▸ TASK INSTRUCTIONS
Copy out each line featuring the string "median" from the entries beneath.

▸ ITEMS

============================================================

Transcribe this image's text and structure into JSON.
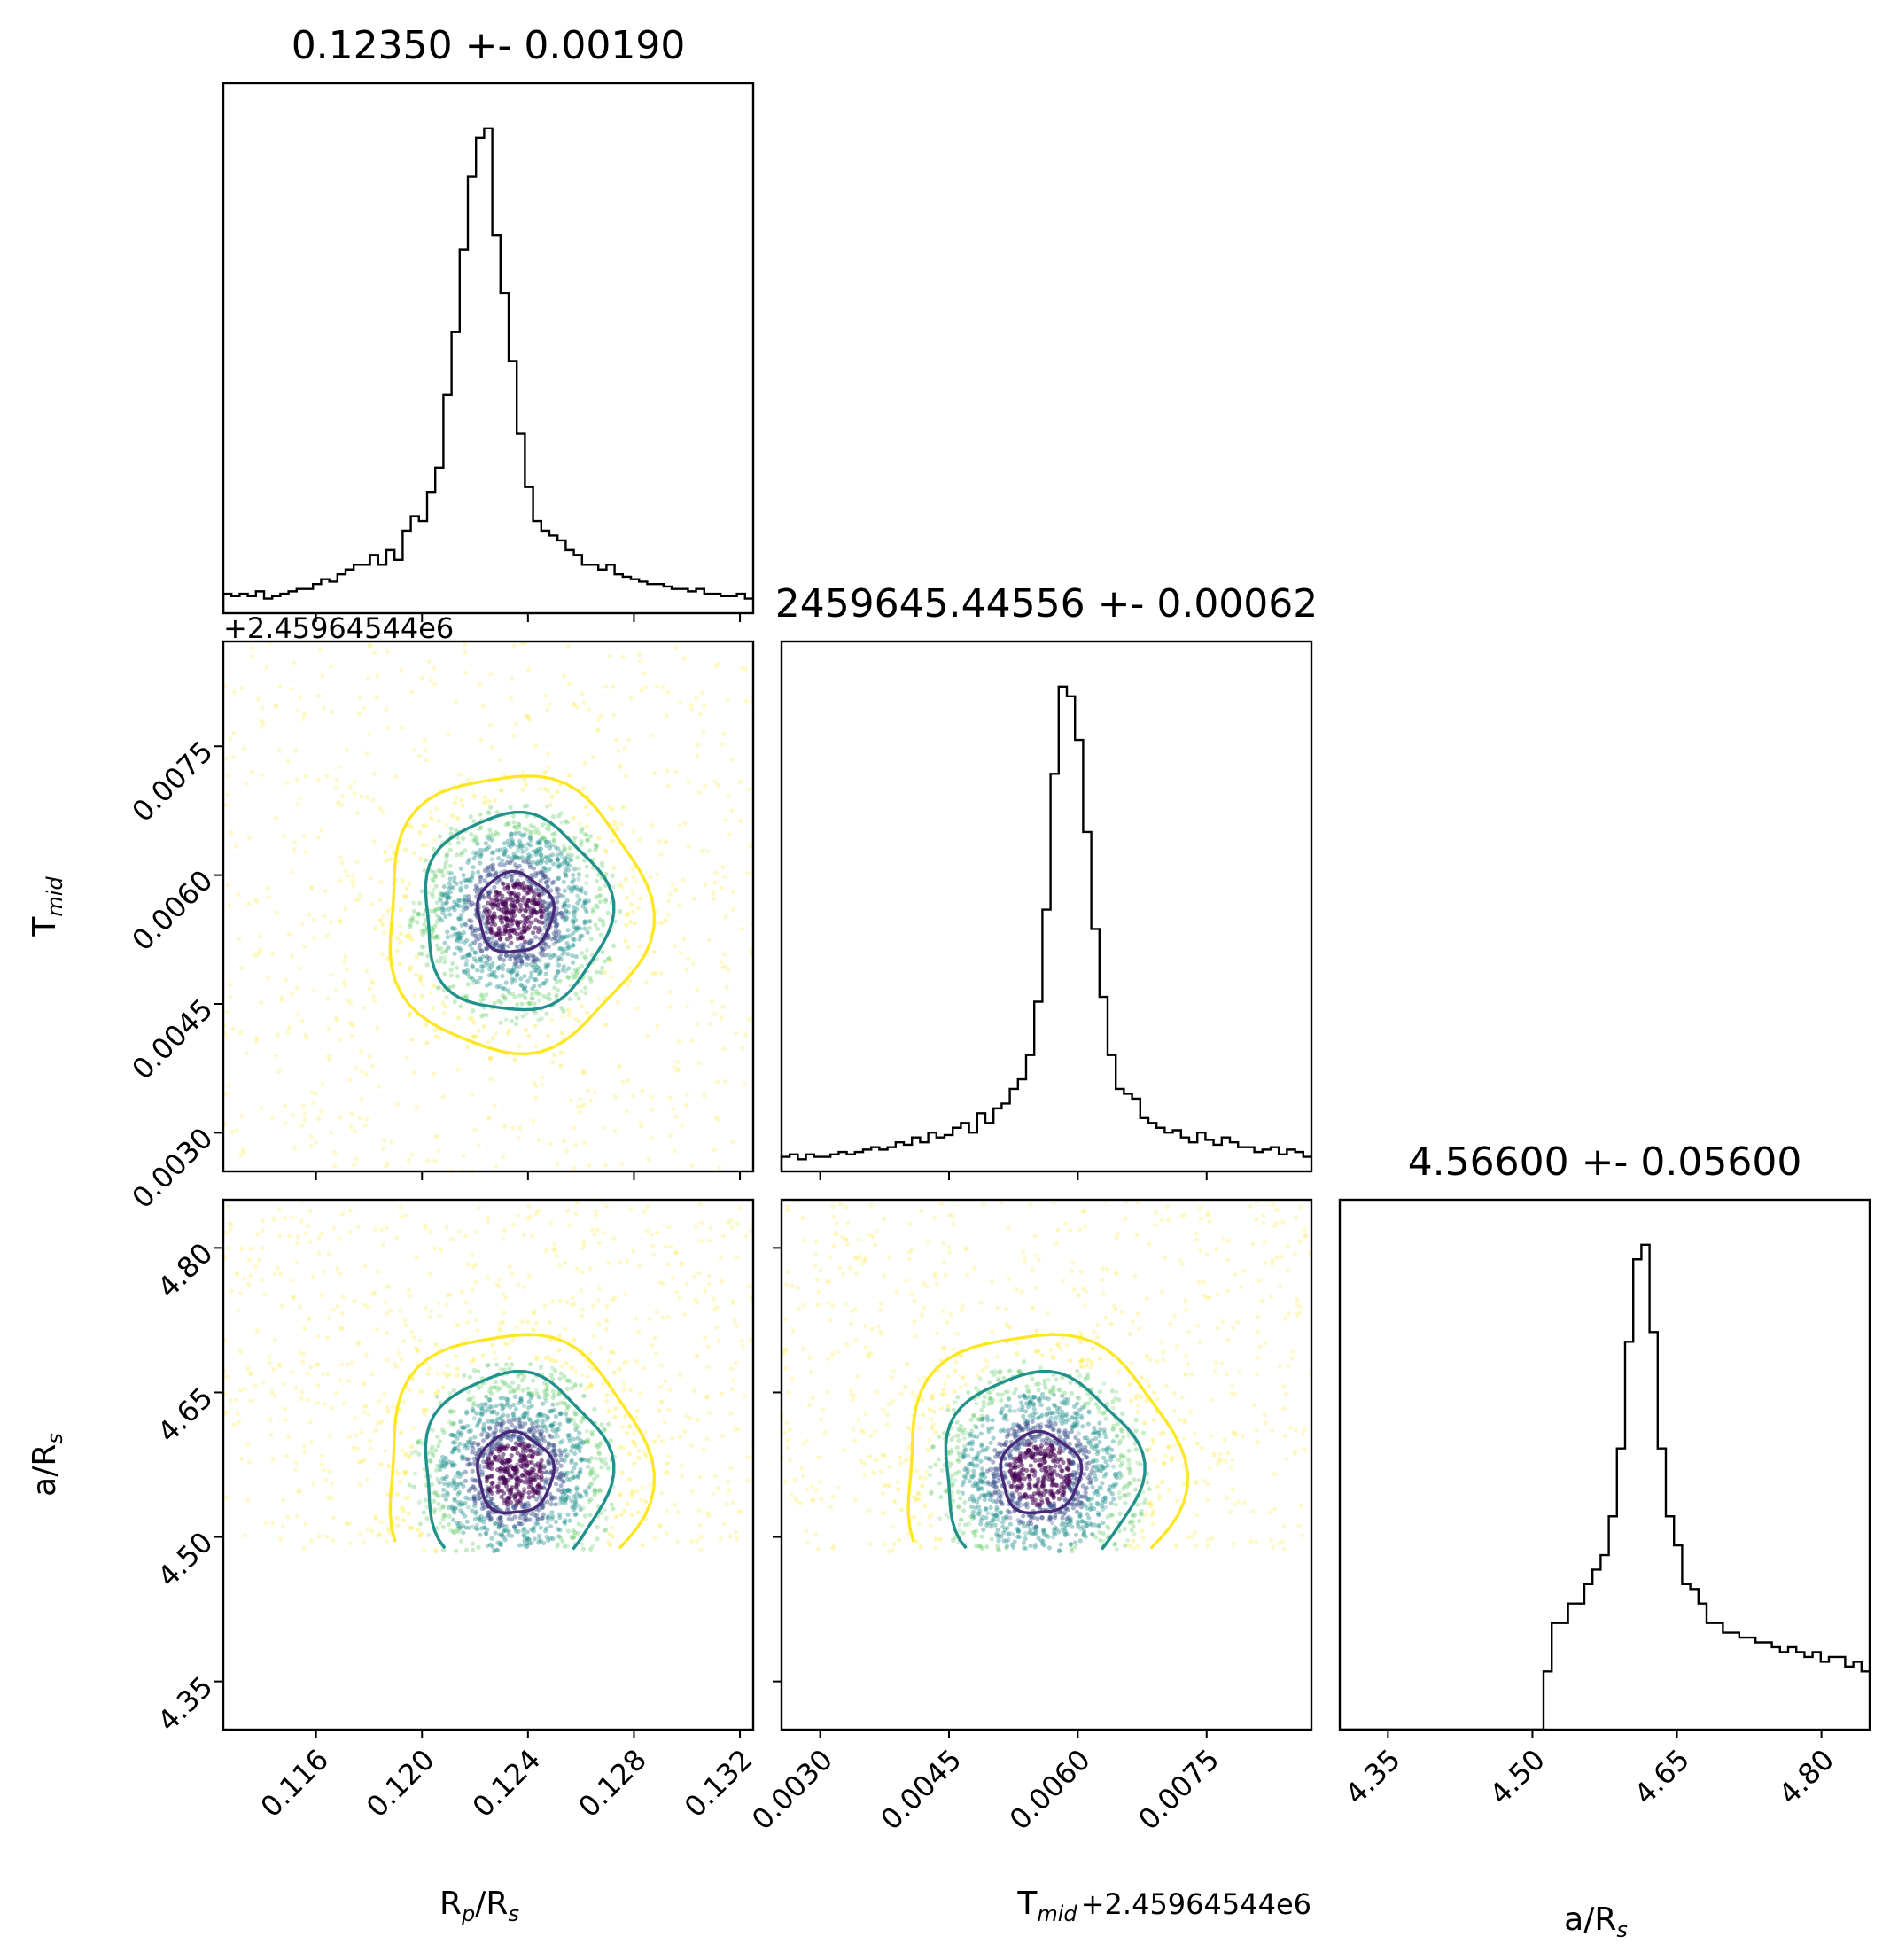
{
  "chart_data": {
    "type": "corner",
    "parameters": [
      {
        "key": "rp",
        "label_main": "R",
        "label_sub": "p",
        "label_mid": "/R",
        "label_sub2": "s",
        "median": 0.1235,
        "sigma": 0.0019,
        "range": [
          0.1125,
          0.1325
        ],
        "ticks": [
          "0.116",
          "0.120",
          "0.124",
          "0.128",
          "0.132"
        ],
        "title": "0.12350 +- 0.00190"
      },
      {
        "key": "tmid",
        "label_main": "T",
        "label_sub": "mid",
        "label_mid": "",
        "label_sub2": "",
        "median": 0.00556,
        "sigma": 0.00062,
        "range": [
          0.00255,
          0.00872
        ],
        "ticks": [
          "0.0030",
          "0.0045",
          "0.0060",
          "0.0075"
        ],
        "offset": "+2.45964544e6",
        "title": "2459645.44556 +- 0.00062"
      },
      {
        "key": "a",
        "label_main": "a/R",
        "label_sub": "s",
        "label_mid": "",
        "label_sub2": "",
        "median": 4.566,
        "sigma": 0.056,
        "range": [
          4.3,
          4.85
        ],
        "ticks": [
          "4.35",
          "4.50",
          "4.65",
          "4.80"
        ],
        "title": "4.56600 +- 0.05600"
      }
    ],
    "histograms": {
      "rp": [
        0.04,
        0.035,
        0.04,
        0.035,
        0.045,
        0.03,
        0.035,
        0.04,
        0.045,
        0.05,
        0.05,
        0.06,
        0.07,
        0.065,
        0.08,
        0.09,
        0.1,
        0.1,
        0.12,
        0.1,
        0.13,
        0.11,
        0.17,
        0.2,
        0.19,
        0.25,
        0.3,
        0.45,
        0.58,
        0.75,
        0.9,
        0.98,
        1.0,
        0.78,
        0.66,
        0.52,
        0.37,
        0.26,
        0.19,
        0.17,
        0.16,
        0.15,
        0.13,
        0.12,
        0.1,
        0.1,
        0.09,
        0.1,
        0.08,
        0.075,
        0.07,
        0.065,
        0.06,
        0.06,
        0.055,
        0.05,
        0.05,
        0.045,
        0.05,
        0.04,
        0.04,
        0.035,
        0.035,
        0.04,
        0.03
      ],
      "tmid": [
        0.03,
        0.035,
        0.025,
        0.035,
        0.03,
        0.03,
        0.035,
        0.04,
        0.035,
        0.04,
        0.045,
        0.05,
        0.045,
        0.05,
        0.06,
        0.055,
        0.07,
        0.06,
        0.08,
        0.07,
        0.075,
        0.09,
        0.1,
        0.08,
        0.12,
        0.1,
        0.13,
        0.14,
        0.17,
        0.19,
        0.24,
        0.35,
        0.54,
        0.82,
        1.0,
        0.98,
        0.89,
        0.7,
        0.5,
        0.36,
        0.24,
        0.17,
        0.16,
        0.15,
        0.11,
        0.1,
        0.09,
        0.08,
        0.085,
        0.07,
        0.06,
        0.08,
        0.065,
        0.055,
        0.07,
        0.06,
        0.05,
        0.05,
        0.04,
        0.045,
        0.05,
        0.035,
        0.045,
        0.04,
        0.03
      ],
      "a": [
        0.0,
        0.0,
        0.0,
        0.0,
        0.0,
        0.0,
        0.0,
        0.0,
        0.0,
        0.0,
        0.0,
        0.0,
        0.0,
        0.0,
        0.0,
        0.0,
        0.0,
        0.0,
        0.0,
        0.0,
        0.0,
        0.0,
        0.0,
        0.0,
        0.0,
        0.12,
        0.22,
        0.22,
        0.26,
        0.26,
        0.3,
        0.33,
        0.36,
        0.44,
        0.58,
        0.8,
        0.97,
        1.0,
        0.82,
        0.58,
        0.44,
        0.38,
        0.3,
        0.29,
        0.26,
        0.22,
        0.22,
        0.2,
        0.2,
        0.19,
        0.19,
        0.18,
        0.18,
        0.17,
        0.16,
        0.17,
        0.16,
        0.15,
        0.16,
        0.14,
        0.15,
        0.15,
        0.13,
        0.14,
        0.12
      ]
    },
    "contour_colors": [
      "#482878",
      "#21918c",
      "#fde725"
    ],
    "scatter_colors": [
      "#440154",
      "#3b528b",
      "#21918c",
      "#5ec962",
      "#fde725"
    ],
    "grid": false,
    "legend": "none"
  }
}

============================================================

▸ TASK RESPONSE
        "median": 0.1235,
        "median": 0.00556,
        "median": 4.566,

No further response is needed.